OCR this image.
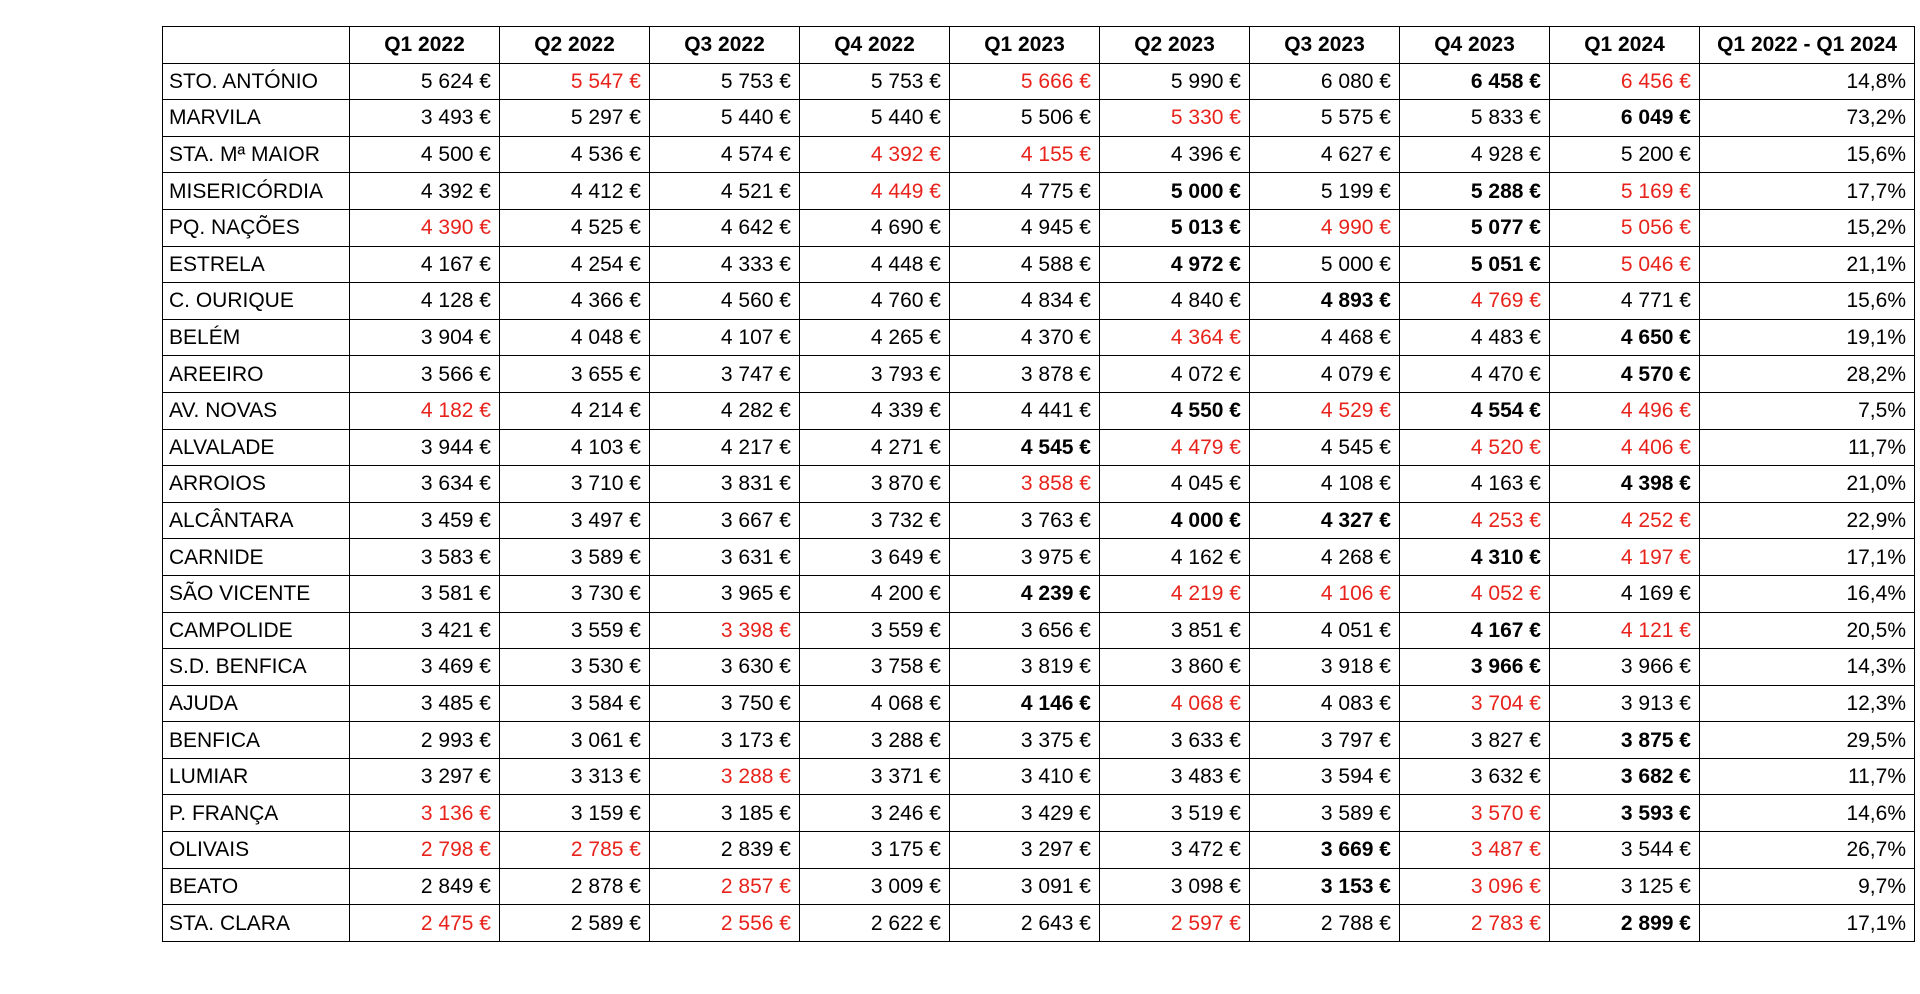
	Q1 2022	Q2 2022	Q3 2022	Q4 2022	Q1 2023	Q2 2023	Q3 2023	Q4 2023	Q1 2024	Q1 2022 - Q1 2024
STO. ANTÓNIO	5 624 €	5 547 €	5 753 €	5 753 €	5 666 €	5 990 €	6 080 €	6 458 €	6 456 €	14,8%
MARVILA	3 493 €	5 297 €	5 440 €	5 440 €	5 506 €	5 330 €	5 575 €	5 833 €	6 049 €	73,2%
STA. Mª MAIOR	4 500 €	4 536 €	4 574 €	4 392 €	4 155 €	4 396 €	4 627 €	4 928 €	5 200 €	15,6%
MISERICÓRDIA	4 392 €	4 412 €	4 521 €	4 449 €	4 775 €	5 000 €	5 199 €	5 288 €	5 169 €	17,7%
PQ. NAÇÕES	4 390 €	4 525 €	4 642 €	4 690 €	4 945 €	5 013 €	4 990 €	5 077 €	5 056 €	15,2%
ESTRELA	4 167 €	4 254 €	4 333 €	4 448 €	4 588 €	4 972 €	5 000 €	5 051 €	5 046 €	21,1%
C. OURIQUE	4 128 €	4 366 €	4 560 €	4 760 €	4 834 €	4 840 €	4 893 €	4 769 €	4 771 €	15,6%
BELÉM	3 904 €	4 048 €	4 107 €	4 265 €	4 370 €	4 364 €	4 468 €	4 483 €	4 650 €	19,1%
AREEIRO	3 566 €	3 655 €	3 747 €	3 793 €	3 878 €	4 072 €	4 079 €	4 470 €	4 570 €	28,2%
AV. NOVAS	4 182 €	4 214 €	4 282 €	4 339 €	4 441 €	4 550 €	4 529 €	4 554 €	4 496 €	7,5%
ALVALADE	3 944 €	4 103 €	4 217 €	4 271 €	4 545 €	4 479 €	4 545 €	4 520 €	4 406 €	11,7%
ARROIOS	3 634 €	3 710 €	3 831 €	3 870 €	3 858 €	4 045 €	4 108 €	4 163 €	4 398 €	21,0%
ALCÂNTARA	3 459 €	3 497 €	3 667 €	3 732 €	3 763 €	4 000 €	4 327 €	4 253 €	4 252 €	22,9%
CARNIDE	3 583 €	3 589 €	3 631 €	3 649 €	3 975 €	4 162 €	4 268 €	4 310 €	4 197 €	17,1%
SÃO VICENTE	3 581 €	3 730 €	3 965 €	4 200 €	4 239 €	4 219 €	4 106 €	4 052 €	4 169 €	16,4%
CAMPOLIDE	3 421 €	3 559 €	3 398 €	3 559 €	3 656 €	3 851 €	4 051 €	4 167 €	4 121 €	20,5%
S.D. BENFICA	3 469 €	3 530 €	3 630 €	3 758 €	3 819 €	3 860 €	3 918 €	3 966 €	3 966 €	14,3%
AJUDA	3 485 €	3 584 €	3 750 €	4 068 €	4 146 €	4 068 €	4 083 €	3 704 €	3 913 €	12,3%
BENFICA	2 993 €	3 061 €	3 173 €	3 288 €	3 375 €	3 633 €	3 797 €	3 827 €	3 875 €	29,5%
LUMIAR	3 297 €	3 313 €	3 288 €	3 371 €	3 410 €	3 483 €	3 594 €	3 632 €	3 682 €	11,7%
P. FRANÇA	3 136 €	3 159 €	3 185 €	3 246 €	3 429 €	3 519 €	3 589 €	3 570 €	3 593 €	14,6%
OLIVAIS	2 798 €	2 785 €	2 839 €	3 175 €	3 297 €	3 472 €	3 669 €	3 487 €	3 544 €	26,7%
BEATO	2 849 €	2 878 €	2 857 €	3 009 €	3 091 €	3 098 €	3 153 €	3 096 €	3 125 €	9,7%
STA. CLARA	2 475 €	2 589 €	2 556 €	2 622 €	2 643 €	2 597 €	2 788 €	2 783 €	2 899 €	17,1%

====

Show each line of the listing that holds the string "BENFICA".

*Result*.
S.D. BENFICA	3 469 €	3 530 €	3 630 €	3 758 €	3 819 €	3 860 €	3 918 €	3 966 €	3 966 €	14,3%
BENFICA	2 993 €	3 061 €	3 173 €	3 288 €	3 375 €	3 633 €	3 797 €	3 827 €	3 875 €	29,5%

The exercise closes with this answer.